= Records from a collection =

--- START ---

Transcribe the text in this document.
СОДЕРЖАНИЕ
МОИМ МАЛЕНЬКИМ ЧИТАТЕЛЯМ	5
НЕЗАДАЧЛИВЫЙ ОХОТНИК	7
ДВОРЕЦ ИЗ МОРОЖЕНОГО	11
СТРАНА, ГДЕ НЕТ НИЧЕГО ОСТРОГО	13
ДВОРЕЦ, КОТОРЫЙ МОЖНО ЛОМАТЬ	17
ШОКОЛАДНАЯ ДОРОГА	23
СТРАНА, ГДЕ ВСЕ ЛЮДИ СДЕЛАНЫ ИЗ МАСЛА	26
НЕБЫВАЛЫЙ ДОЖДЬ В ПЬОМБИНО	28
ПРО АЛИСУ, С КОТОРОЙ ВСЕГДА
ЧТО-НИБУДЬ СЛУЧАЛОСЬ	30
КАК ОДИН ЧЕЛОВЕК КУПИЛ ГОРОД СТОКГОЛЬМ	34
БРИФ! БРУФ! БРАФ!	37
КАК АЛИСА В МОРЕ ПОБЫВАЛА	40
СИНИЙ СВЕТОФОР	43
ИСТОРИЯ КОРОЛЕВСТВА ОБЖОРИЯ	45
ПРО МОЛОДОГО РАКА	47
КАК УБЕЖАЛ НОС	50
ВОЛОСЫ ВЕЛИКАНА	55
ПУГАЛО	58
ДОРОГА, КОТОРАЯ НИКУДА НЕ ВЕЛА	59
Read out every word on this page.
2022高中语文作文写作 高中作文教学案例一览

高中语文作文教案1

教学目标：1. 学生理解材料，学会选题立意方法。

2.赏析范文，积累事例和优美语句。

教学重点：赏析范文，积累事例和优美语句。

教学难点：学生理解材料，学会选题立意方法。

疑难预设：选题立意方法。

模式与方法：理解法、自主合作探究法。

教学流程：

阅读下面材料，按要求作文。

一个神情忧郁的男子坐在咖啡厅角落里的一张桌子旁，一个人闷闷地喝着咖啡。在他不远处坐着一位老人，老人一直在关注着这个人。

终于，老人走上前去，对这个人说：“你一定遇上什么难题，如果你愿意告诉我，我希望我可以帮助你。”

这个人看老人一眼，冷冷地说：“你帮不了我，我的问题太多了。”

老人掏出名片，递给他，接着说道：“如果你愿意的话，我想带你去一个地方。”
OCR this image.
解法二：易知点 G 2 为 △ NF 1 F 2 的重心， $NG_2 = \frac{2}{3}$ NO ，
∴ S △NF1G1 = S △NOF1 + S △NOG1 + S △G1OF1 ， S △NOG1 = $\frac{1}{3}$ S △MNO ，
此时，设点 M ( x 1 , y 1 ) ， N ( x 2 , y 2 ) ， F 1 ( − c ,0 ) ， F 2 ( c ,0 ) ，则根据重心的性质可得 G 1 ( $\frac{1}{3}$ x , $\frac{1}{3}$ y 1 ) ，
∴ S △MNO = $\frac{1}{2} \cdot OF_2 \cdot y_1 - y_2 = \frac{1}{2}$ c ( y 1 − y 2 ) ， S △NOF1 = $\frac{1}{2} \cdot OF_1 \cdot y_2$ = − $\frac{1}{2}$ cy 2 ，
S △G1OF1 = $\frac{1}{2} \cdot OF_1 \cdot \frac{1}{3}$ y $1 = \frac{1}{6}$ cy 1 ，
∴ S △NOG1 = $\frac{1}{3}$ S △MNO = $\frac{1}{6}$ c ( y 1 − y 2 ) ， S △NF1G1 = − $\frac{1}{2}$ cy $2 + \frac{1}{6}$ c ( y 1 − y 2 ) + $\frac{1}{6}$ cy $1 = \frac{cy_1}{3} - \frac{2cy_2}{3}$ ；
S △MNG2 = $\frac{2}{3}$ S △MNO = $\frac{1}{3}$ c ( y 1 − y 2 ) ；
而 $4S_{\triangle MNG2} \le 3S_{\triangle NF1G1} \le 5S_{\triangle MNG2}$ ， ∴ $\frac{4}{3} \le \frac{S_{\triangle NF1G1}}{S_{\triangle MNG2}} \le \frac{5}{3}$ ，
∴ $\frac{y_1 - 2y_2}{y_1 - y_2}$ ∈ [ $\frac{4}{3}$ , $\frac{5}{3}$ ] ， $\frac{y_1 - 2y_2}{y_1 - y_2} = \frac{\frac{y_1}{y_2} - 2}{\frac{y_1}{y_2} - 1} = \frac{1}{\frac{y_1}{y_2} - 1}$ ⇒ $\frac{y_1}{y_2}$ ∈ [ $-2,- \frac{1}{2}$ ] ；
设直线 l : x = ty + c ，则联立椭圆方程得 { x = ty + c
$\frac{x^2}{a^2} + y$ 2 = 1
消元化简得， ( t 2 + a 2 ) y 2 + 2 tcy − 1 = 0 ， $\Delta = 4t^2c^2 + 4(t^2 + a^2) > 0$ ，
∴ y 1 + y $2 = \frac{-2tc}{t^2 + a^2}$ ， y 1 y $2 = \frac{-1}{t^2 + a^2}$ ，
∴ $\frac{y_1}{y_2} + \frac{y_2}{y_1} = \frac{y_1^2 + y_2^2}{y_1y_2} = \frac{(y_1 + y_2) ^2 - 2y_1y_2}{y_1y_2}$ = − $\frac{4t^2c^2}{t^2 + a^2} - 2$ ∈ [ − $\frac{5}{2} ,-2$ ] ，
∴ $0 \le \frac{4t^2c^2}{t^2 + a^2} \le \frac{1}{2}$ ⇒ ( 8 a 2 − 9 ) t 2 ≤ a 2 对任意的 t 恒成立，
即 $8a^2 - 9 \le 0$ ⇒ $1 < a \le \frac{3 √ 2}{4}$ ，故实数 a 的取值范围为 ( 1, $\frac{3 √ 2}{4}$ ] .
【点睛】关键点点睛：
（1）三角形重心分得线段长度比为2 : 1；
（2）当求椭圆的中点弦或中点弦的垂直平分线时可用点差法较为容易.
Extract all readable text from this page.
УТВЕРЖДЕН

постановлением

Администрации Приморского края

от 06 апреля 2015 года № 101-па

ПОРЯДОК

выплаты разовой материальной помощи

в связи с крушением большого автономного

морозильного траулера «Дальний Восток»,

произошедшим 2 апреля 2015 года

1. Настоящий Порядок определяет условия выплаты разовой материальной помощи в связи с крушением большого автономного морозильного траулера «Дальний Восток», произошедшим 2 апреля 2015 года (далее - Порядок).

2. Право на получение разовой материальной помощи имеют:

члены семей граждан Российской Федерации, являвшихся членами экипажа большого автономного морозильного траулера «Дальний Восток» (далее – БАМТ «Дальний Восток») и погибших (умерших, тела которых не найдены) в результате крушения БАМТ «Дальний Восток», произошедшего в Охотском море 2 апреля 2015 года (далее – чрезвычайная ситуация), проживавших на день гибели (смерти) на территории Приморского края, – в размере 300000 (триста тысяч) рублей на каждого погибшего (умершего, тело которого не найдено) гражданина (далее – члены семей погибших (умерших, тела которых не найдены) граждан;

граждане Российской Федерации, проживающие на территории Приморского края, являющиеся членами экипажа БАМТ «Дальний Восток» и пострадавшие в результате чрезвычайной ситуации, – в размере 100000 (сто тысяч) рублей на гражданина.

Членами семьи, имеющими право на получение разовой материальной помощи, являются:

--- END ---

= Written problem =
Copy all lines from the material that hold "page".

= Full response =
Read out every word on this page.
Extract all readable text from this page.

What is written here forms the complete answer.